▶ [EXTRACTED ENTRIES]:
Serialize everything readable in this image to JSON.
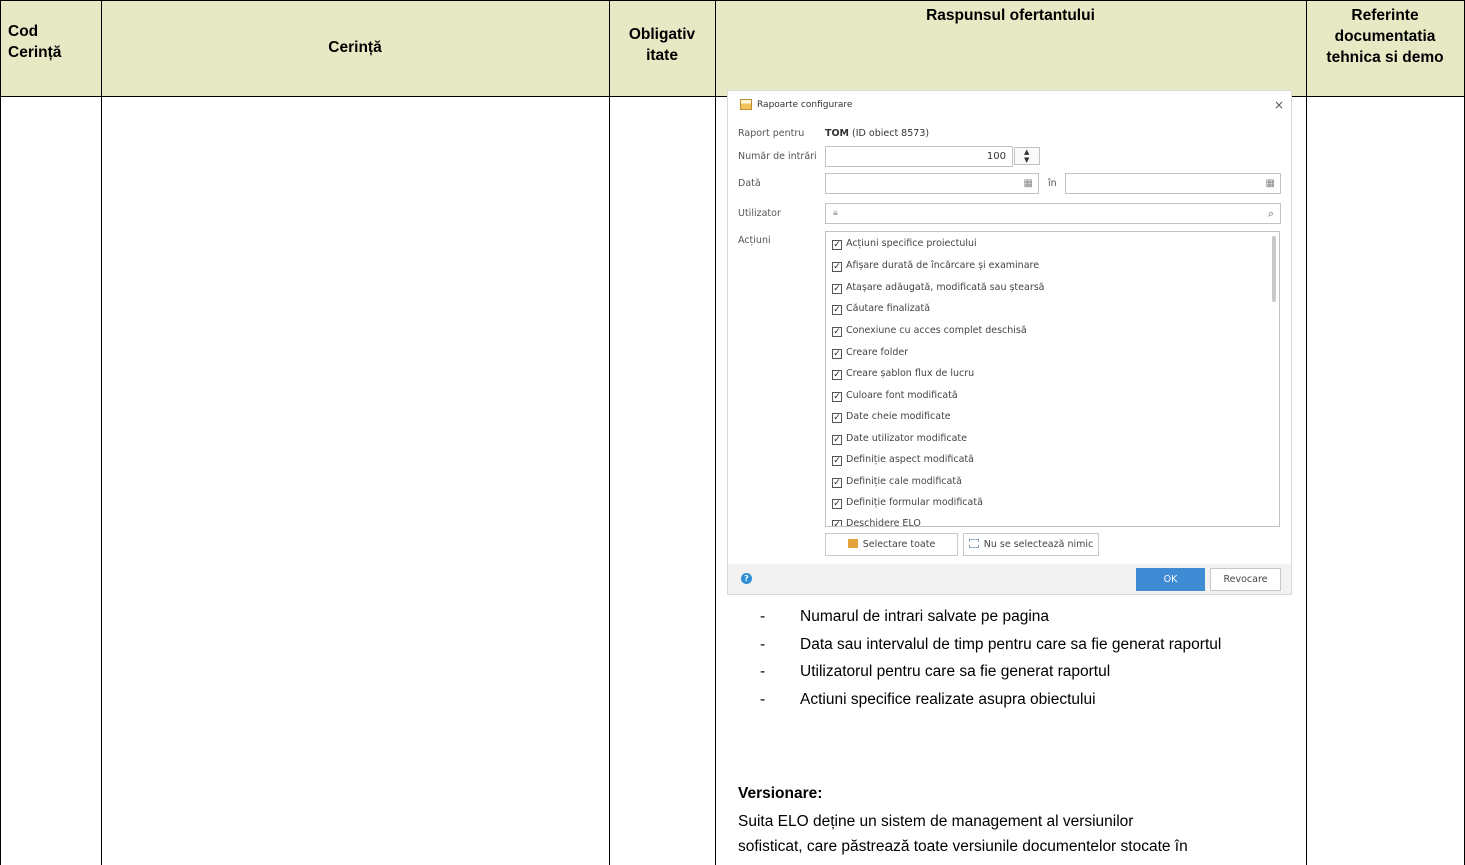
{
  "table": {
    "headers": {
      "cod": [
        "Cod",
        "Cerință"
      ],
      "cerinta": "Cerință",
      "obligativitate": [
        "Obligativ",
        "itate"
      ],
      "raspuns": "Raspunsul ofertantului",
      "referinte": [
        "Referinte",
        "documentatia",
        "tehnica si demo"
      ]
    },
    "header_bg": "#e7e8c4"
  },
  "dialog": {
    "title": "Rapoarte configurare",
    "close_glyph": "×",
    "raport_pentru_label": "Raport pentru",
    "raport_pentru_value_bold": "TOM",
    "raport_pentru_value": "(ID obiect 8573)",
    "numar_intrari_label": "Număr de intrări",
    "numar_intrari_value": "100",
    "data_label": "Dată",
    "in_label": "în",
    "utilizator_label": "Utilizator",
    "actiuni_label": "Acțiuni",
    "actions": [
      "Acțiuni specifice proiectului",
      "Afișare durată de încărcare și examinare",
      "Atașare adăugată, modificată sau ștearsă",
      "Căutare finalizată",
      "Conexiune cu acces complet deschisă",
      "Creare folder",
      "Creare șablon flux de lucru",
      "Culoare font modificată",
      "Date cheie modificate",
      "Date utilizator modificate",
      "Definiție aspect modificată",
      "Definiție cale modificată",
      "Definiție formular modificată",
      "Deschidere ELO"
    ],
    "select_all_label": "Selectare toate",
    "select_none_label": "Nu se selectează nimic",
    "ok_label": "OK",
    "cancel_label": "Revocare",
    "accent_color": "#3f8bd4"
  },
  "bullets": [
    "Numarul de intrari salvate pe pagina",
    "Data sau intervalul de timp pentru care sa fie generat raportul",
    "Utilizatorul pentru care sa fie generat raportul",
    "Actiuni specifice realizate asupra obiectului"
  ],
  "bullet_dash": "-",
  "versionare": {
    "heading": "Versionare:",
    "text_line1": "Suita ELO deține un sistem de management al versiunilor",
    "text_line2": "sofisticat, care păstrează toate versiunile documentelor stocate în"
  }
}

▶ [TASK INSTRUCTIONS]:
Copy out every line from the data above that has "Creare" in it.

▶ [RESPONSE BELOW]:
      "Creare folder",
      "Creare șablon flux de lucru",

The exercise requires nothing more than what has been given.